**Brief:** Go through the records underneath and count the lines that include the string "месячный". Give nothing but the number.

---*---

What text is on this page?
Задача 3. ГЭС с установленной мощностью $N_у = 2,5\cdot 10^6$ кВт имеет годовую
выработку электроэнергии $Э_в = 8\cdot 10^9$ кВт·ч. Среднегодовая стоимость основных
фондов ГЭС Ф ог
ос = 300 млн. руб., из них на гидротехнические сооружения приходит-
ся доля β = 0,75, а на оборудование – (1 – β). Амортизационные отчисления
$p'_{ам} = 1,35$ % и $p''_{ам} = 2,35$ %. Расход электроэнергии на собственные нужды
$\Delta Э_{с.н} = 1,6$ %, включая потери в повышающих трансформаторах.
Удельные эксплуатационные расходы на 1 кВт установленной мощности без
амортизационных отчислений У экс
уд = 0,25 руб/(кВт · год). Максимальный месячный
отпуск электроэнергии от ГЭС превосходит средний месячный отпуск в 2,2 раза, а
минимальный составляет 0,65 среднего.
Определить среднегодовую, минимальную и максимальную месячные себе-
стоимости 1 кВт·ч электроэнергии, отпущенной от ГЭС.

---*---

**Written response:** 2